━━━━━ Stored rows
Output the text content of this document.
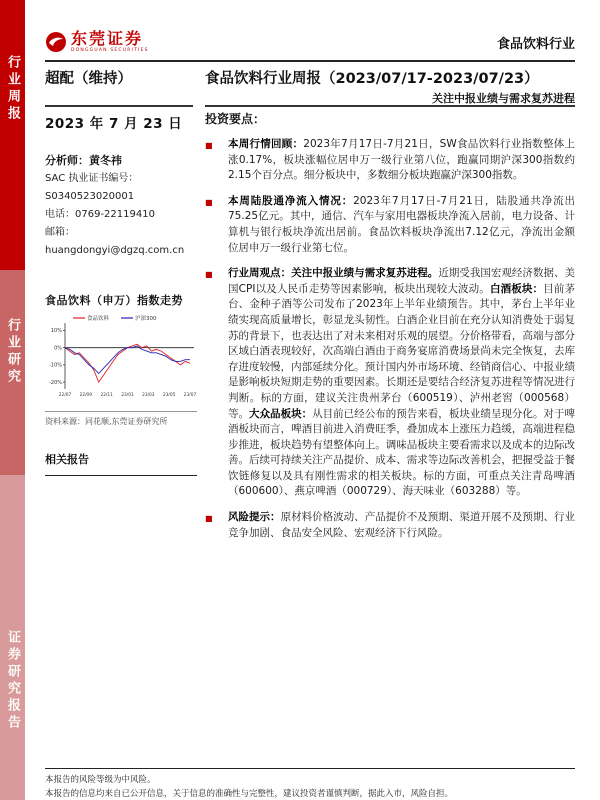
行业周报
行业研究
证券研究报告
东莞证券
DONGGUAN SECURITIES	食品饮料行业
超配（维持）	食品饮料行业周报（2023/07/17-2023/07/23）
关注中报业绩与需求复苏进程
2023 年 7 月 23 日
分析师：黄冬祎
SAC 执业证书编号：
S0340523020001
电话：0769-22119410
邮箱：
huangdongyi@dgzq.com.cn
食品饮料（申万）指数走势
食品饮料	沪深300
10%
0%
-10%
-20%
22/07 22/09 22/11 23/01 23/03 23/05 23/07
资料来源：同花顺,东莞证券研究所
相关报告
投资要点：
■	本周行情回顾：2023年7月17日-7月21日，SW食品饮料行业指数整体上涨0.17%，板块涨幅位居申万一级行业第八位，跑赢同期沪深300指数约2.15个百分点。细分板块中，多数细分板块跑赢沪深300指数。
■	本周陆股通净流入情况：2023年7月17日-7月21日，陆股通共净流出75.25亿元。其中，通信、汽车与家用电器板块净流入居前，电力设备、计算机与银行板块净流出居前。食品饮料板块净流出7.12亿元，净流出金额位居申万一级行业第七位。
■	行业周观点：关注中报业绩与需求复苏进程。近期受我国宏观经济数据、美国CPI以及人民币走势等因素影响，板块出现较大波动。白酒板块：目前茅台、金种子酒等公司发布了2023年上半年业绩预告。其中，茅台上半年业绩实现高质量增长，彰显龙头韧性。白酒企业目前在充分认知消费处于弱复苏的背景下，也表达出了对未来相对乐观的展望。分价格带看，高端与部分区域白酒表现较好，次高端白酒由于商务宴席消费场景尚未完全恢复，去库存进度较慢，内部延续分化。预计国内外市场环境、经销商信心、中报业绩是影响板块短期走势的重要因素。长期还是要结合经济复苏进程等情况进行判断。标的方面，建议关注贵州茅台（600519）、泸州老窖（000568）等。大众品板块：从目前已经公布的预告来看，板块业绩呈现分化。对于啤酒板块而言，啤酒目前进入消费旺季，叠加成本上涨压力趋缓，高端进程稳步推进，板块趋势有望整体向上。调味品板块主要看需求以及成本的边际改善。后续可持续关注产品提价、成本、需求等边际改善机会，把握受益于餐饮链修复以及具有刚性需求的相关板块。标的方面，可重点关注青岛啤酒（600600）、燕京啤酒（000729）、海天味业（603288）等。
■	风险提示：原材料价格波动、产品提价不及预期、渠道开展不及预期、行业竞争加剧、食品安全风险、宏观经济下行风险。
本报告的风险等级为中风险。
本报告的信息均来自已公开信息，关于信息的准确性与完整性，建议投资者谨慎判断，据此入市，风险自担。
━━━━━━━━━━
## What to produce
Select every line where the word "关注中报业绩与需求复苏进程" occurs.

## Complete answer
关注中报业绩与需求复苏进程
■	行业周观点：关注中报业绩与需求复苏进程。近期受我国宏观经济数据、美国CPI以及人民币走势等因素影响，板块出现较大波动。白酒板块：目前茅台、金种子酒等公司发布了2023年上半年业绩预告。其中，茅台上半年业绩实现高质量增长，彰显龙头韧性。白酒企业目前在充分认知消费处于弱复苏的背景下，也表达出了对未来相对乐观的展望。分价格带看，高端与部分区域白酒表现较好，次高端白酒由于商务宴席消费场景尚未完全恢复，去库存进度较慢，内部延续分化。预计国内外市场环境、经销商信心、中报业绩是影响板块短期走势的重要因素。长期还是要结合经济复苏进程等情况进行判断。标的方面，建议关注贵州茅台（600519）、泸州老窖（000568）等。大众品板块：从目前已经公布的预告来看，板块业绩呈现分化。对于啤酒板块而言，啤酒目前进入消费旺季，叠加成本上涨压力趋缓，高端进程稳步推进，板块趋势有望整体向上。调味品板块主要看需求以及成本的边际改善。后续可持续关注产品提价、成本、需求等边际改善机会，把握受益于餐饮链修复以及具有刚性需求的相关板块。标的方面，可重点关注青岛啤酒（600600）、燕京啤酒（000729）、海天味业（603288）等。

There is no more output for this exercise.